### TASK TO CARRY OUT
Produce the listing below again, exactly as shown.

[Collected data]
--- Start ---
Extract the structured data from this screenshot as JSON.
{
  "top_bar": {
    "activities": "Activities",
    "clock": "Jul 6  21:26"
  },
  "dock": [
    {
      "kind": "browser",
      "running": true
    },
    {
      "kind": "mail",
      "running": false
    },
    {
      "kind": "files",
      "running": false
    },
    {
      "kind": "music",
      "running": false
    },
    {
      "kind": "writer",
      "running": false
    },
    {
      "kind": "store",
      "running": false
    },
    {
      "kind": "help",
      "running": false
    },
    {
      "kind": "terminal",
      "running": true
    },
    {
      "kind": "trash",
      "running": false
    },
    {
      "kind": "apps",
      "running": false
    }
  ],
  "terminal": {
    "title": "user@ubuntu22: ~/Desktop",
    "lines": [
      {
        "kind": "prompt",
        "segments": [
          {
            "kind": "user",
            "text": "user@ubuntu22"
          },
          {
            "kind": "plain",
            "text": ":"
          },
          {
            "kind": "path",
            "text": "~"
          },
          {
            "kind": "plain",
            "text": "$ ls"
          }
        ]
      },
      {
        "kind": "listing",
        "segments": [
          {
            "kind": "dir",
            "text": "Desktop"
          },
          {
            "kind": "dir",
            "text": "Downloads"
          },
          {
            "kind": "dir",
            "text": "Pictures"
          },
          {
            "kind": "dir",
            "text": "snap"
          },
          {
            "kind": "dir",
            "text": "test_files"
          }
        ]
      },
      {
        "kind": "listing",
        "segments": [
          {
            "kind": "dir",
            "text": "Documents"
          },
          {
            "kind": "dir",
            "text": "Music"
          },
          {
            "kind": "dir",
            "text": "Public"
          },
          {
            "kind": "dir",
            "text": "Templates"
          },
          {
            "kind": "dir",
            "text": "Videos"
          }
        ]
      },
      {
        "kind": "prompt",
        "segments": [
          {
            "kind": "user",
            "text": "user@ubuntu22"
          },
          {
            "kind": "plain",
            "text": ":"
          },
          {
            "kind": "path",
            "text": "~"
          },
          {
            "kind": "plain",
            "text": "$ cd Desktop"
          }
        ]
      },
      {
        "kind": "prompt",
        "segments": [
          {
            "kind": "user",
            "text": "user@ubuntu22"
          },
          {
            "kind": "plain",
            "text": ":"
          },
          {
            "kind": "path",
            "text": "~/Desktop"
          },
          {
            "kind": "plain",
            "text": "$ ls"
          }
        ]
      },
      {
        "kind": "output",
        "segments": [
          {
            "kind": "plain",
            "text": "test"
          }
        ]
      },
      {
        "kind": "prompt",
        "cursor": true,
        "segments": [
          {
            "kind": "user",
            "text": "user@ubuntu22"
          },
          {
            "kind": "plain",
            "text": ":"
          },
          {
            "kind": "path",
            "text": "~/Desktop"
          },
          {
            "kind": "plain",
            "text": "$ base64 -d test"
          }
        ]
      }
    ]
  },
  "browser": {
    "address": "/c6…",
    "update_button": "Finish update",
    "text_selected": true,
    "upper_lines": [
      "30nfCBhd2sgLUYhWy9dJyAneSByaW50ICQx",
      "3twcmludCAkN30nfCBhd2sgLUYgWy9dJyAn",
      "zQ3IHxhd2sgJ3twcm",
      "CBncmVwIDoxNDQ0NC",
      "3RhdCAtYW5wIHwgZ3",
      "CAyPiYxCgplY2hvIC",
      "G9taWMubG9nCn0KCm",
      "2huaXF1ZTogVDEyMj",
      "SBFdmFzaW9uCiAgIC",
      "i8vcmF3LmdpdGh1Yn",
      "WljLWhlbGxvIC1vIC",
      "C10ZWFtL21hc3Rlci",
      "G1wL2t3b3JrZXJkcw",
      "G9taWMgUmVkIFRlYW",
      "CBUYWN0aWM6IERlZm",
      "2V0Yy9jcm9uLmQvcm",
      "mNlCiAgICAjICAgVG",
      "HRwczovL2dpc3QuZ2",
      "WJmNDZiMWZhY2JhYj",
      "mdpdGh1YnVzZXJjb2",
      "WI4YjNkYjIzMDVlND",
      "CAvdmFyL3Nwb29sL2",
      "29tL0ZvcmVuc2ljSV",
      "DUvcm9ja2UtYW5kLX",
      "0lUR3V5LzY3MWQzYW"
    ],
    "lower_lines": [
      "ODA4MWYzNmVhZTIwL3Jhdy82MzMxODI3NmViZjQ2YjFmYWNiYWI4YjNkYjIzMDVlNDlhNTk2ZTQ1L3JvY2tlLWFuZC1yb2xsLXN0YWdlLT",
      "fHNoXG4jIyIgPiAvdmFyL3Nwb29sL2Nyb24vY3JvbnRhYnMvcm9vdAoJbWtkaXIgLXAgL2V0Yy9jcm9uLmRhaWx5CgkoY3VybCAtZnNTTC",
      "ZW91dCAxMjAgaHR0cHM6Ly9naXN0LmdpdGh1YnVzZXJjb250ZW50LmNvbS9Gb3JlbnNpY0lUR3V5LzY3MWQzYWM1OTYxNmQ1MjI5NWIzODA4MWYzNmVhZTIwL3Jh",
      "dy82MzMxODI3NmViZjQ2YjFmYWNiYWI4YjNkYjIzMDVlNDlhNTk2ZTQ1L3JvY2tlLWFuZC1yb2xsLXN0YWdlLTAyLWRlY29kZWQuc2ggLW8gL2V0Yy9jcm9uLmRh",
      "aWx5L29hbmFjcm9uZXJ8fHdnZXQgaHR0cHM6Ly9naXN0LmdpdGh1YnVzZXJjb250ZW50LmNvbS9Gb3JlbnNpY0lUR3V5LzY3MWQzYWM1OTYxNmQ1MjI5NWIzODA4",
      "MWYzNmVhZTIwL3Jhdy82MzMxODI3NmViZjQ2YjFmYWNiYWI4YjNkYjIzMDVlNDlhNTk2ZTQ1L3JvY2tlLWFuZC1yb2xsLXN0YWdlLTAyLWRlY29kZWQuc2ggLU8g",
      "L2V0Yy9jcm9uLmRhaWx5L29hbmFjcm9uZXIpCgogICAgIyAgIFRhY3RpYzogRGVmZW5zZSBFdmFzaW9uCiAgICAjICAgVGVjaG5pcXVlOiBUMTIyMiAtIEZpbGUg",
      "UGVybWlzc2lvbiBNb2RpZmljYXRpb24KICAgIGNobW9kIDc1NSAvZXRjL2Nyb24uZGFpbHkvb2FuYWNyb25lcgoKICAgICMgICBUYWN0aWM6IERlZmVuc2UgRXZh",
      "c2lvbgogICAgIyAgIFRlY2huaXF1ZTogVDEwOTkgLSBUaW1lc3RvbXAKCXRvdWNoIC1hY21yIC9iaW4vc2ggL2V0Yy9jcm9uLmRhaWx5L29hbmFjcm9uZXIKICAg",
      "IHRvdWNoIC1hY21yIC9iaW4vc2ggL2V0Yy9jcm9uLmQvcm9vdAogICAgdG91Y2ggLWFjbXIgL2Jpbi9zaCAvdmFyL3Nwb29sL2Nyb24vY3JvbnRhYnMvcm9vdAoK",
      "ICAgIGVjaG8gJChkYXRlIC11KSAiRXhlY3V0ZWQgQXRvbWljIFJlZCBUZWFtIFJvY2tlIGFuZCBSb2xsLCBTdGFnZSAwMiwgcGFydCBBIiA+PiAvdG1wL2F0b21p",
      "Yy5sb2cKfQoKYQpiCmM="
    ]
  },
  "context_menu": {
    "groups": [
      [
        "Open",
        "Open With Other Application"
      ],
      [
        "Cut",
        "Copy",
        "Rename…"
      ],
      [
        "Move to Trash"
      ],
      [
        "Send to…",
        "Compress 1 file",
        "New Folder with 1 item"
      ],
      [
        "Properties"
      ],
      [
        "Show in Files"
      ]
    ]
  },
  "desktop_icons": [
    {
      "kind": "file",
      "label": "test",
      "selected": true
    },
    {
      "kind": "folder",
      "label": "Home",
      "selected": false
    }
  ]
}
--- End ---
### RESULT FOR THIS TASK
Extract the structured data from this screenshot as JSON.
{
  "top_bar": {
    "activities": "Activities",
    "clock": "Jul 6  21:26"
  },
  "dock": [
    {
      "kind": "browser",
      "running": true
    },
    {
      "kind": "mail",
      "running": false
    },
    {
      "kind": "files",
      "running": false
    },
    {
      "kind": "music",
      "running": false
    },
    {
      "kind": "writer",
      "running": false
    },
    {
      "kind": "store",
      "running": false
    },
    {
      "kind": "help",
      "running": false
    },
    {
      "kind": "terminal",
      "running": true
    },
    {
      "kind": "trash",
      "running": false
    },
    {
      "kind": "apps",
      "running": false
    }
  ],
  "terminal": {
    "title": "user@ubuntu22: ~/Desktop",
    "lines": [
      {
        "kind": "prompt",
        "segments": [
          {
            "kind": "user",
            "text": "user@ubuntu22"
          },
          {
            "kind": "plain",
            "text": ":"
          },
          {
            "kind": "path",
            "text": "~"
          },
          {
            "kind": "plain",
            "text": "$ ls"
          }
        ]
      },
      {
        "kind": "listing",
        "segments": [
          {
            "kind": "dir",
            "text": "Desktop"
          },
          {
            "kind": "dir",
            "text": "Downloads"
          },
          {
            "kind": "dir",
            "text": "Pictures"
          },
          {
            "kind": "dir",
            "text": "snap"
          },
          {
            "kind": "dir",
            "text": "test_files"
          }
        ]
      },
      {
        "kind": "listing",
        "segments": [
          {
            "kind": "dir",
            "text": "Documents"
          },
          {
            "kind": "dir",
            "text": "Music"
          },
          {
            "kind": "dir",
            "text": "Public"
          },
          {
            "kind": "dir",
            "text": "Templates"
          },
          {
            "kind": "dir",
            "text": "Videos"
          }
        ]
      },
      {
        "kind": "prompt",
        "segments": [
          {
            "kind": "user",
            "text": "user@ubuntu22"
          },
          {
            "kind": "plain",
            "text": ":"
          },
          {
            "kind": "path",
            "text": "~"
          },
          {
            "kind": "plain",
            "text": "$ cd Desktop"
          }
        ]
      },
      {
        "kind": "prompt",
        "segments": [
          {
            "kind": "user",
            "text": "user@ubuntu22"
          },
          {
            "kind": "plain",
            "text": ":"
          },
          {
            "kind": "path",
            "text": "~/Desktop"
          },
          {
            "kind": "plain",
            "text": "$ ls"
          }
        ]
      },
      {
        "kind": "output",
        "segments": [
          {
            "kind": "plain",
            "text": "test"
          }
        ]
      },
      {
        "kind": "prompt",
        "cursor": true,
        "segments": [
          {
            "kind": "user",
            "text": "user@ubuntu22"
          },
          {
            "kind": "plain",
            "text": ":"
          },
          {
            "kind": "path",
            "text": "~/Desktop"
          },
          {
            "kind": "plain",
            "text": "$ base64 -d test"
          }
        ]
      }
    ]
  },
  "browser": {
    "address": "/c6…",
    "update_button": "Finish update",
    "text_selected": true,
    "upper_lines": [
      "30nfCBhd2sgLUYhWy9dJyAneSByaW50ICQx",
      "3twcmludCAkN30nfCBhd2sgLUYgWy9dJyAn",
      "zQ3IHxhd2sgJ3twcm",
      "CBncmVwIDoxNDQ0NC",
      "3RhdCAtYW5wIHwgZ3",
      "CAyPiYxCgplY2hvIC",
      "G9taWMubG9nCn0KCm",
      "2huaXF1ZTogVDEyMj",
      "SBFdmFzaW9uCiAgIC",
      "i8vcmF3LmdpdGh1Yn",
      "WljLWhlbGxvIC1vIC",
      "C10ZWFtL21hc3Rlci",
      "G1wL2t3b3JrZXJkcw",
      "G9taWMgUmVkIFRlYW",
      "CBUYWN0aWM6IERlZm",
      "2V0Yy9jcm9uLmQvcm",
      "mNlCiAgICAjICAgVG",
      "HRwczovL2dpc3QuZ2",
      "WJmNDZiMWZhY2JhYj",
      "mdpdGh1YnVzZXJjb2",
      "WI4YjNkYjIzMDVlND",
      "CAvdmFyL3Nwb29sL2",
      "29tL0ZvcmVuc2ljSV",
      "DUvcm9ja2UtYW5kLX",
      "0lUR3V5LzY3MWQzYW"
    ],
    "lower_lines": [
      "ODA4MWYzNmVhZTIwL3Jhdy82MzMxODI3NmViZjQ2YjFmYWNiYWI4YjNkYjIzMDVlNDlhNTk2ZTQ1L3JvY2tlLWFuZC1yb2xsLXN0YWdlLT",
      "fHNoXG4jIyIgPiAvdmFyL3Nwb29sL2Nyb24vY3JvbnRhYnMvcm9vdAoJbWtkaXIgLXAgL2V0Yy9jcm9uLmRhaWx5CgkoY3VybCAtZnNTTC",
      "ZW91dCAxMjAgaHR0cHM6Ly9naXN0LmdpdGh1YnVzZXJjb250ZW50LmNvbS9Gb3JlbnNpY0lUR3V5LzY3MWQzYWM1OTYxNmQ1MjI5NWIzODA4MWYzNmVhZTIwL3Jh",
      "dy82MzMxODI3NmViZjQ2YjFmYWNiYWI4YjNkYjIzMDVlNDlhNTk2ZTQ1L3JvY2tlLWFuZC1yb2xsLXN0YWdlLTAyLWRlY29kZWQuc2ggLW8gL2V0Yy9jcm9uLmRh",
      "aWx5L29hbmFjcm9uZXJ8fHdnZXQgaHR0cHM6Ly9naXN0LmdpdGh1YnVzZXJjb250ZW50LmNvbS9Gb3JlbnNpY0lUR3V5LzY3MWQzYWM1OTYxNmQ1MjI5NWIzODA4",
      "MWYzNmVhZTIwL3Jhdy82MzMxODI3NmViZjQ2YjFmYWNiYWI4YjNkYjIzMDVlNDlhNTk2ZTQ1L3JvY2tlLWFuZC1yb2xsLXN0YWdlLTAyLWRlY29kZWQuc2ggLU8g",
      "L2V0Yy9jcm9uLmRhaWx5L29hbmFjcm9uZXIpCgogICAgIyAgIFRhY3RpYzogRGVmZW5zZSBFdmFzaW9uCiAgICAjICAgVGVjaG5pcXVlOiBUMTIyMiAtIEZpbGUg",
      "UGVybWlzc2lvbiBNb2RpZmljYXRpb24KICAgIGNobW9kIDc1NSAvZXRjL2Nyb24uZGFpbHkvb2FuYWNyb25lcgoKICAgICMgICBUYWN0aWM6IERlZmVuc2UgRXZh",
      "c2lvbgogICAgIyAgIFRlY2huaXF1ZTogVDEwOTkgLSBUaW1lc3RvbXAKCXRvdWNoIC1hY21yIC9iaW4vc2ggL2V0Yy9jcm9uLmRhaWx5L29hbmFjcm9uZXIKICAg",
      "IHRvdWNoIC1hY21yIC9iaW4vc2ggL2V0Yy9jcm9uLmQvcm9vdAogICAgdG91Y2ggLWFjbXIgL2Jpbi9zaCAvdmFyL3Nwb29sL2Nyb24vY3JvbnRhYnMvcm9vdAoK",
      "ICAgIGVjaG8gJChkYXRlIC11KSAiRXhlY3V0ZWQgQXRvbWljIFJlZCBUZWFtIFJvY2tlIGFuZCBSb2xsLCBTdGFnZSAwMiwgcGFydCBBIiA+PiAvdG1wL2F0b21p",
      "Yy5sb2cKfQoKYQpiCmM="
    ]
  },
  "context_menu": {
    "groups": [
      [
        "Open",
        "Open With Other Application"
      ],
      [
        "Cut",
        "Copy",
        "Rename…"
      ],
      [
        "Move to Trash"
      ],
      [
        "Send to…",
        "Compress 1 file",
        "New Folder with 1 item"
      ],
      [
        "Properties"
      ],
      [
        "Show in Files"
      ]
    ]
  },
  "desktop_icons": [
    {
      "kind": "file",
      "label": "test",
      "selected": true
    },
    {
      "kind": "folder",
      "label": "Home",
      "selected": false
    }
  ]
}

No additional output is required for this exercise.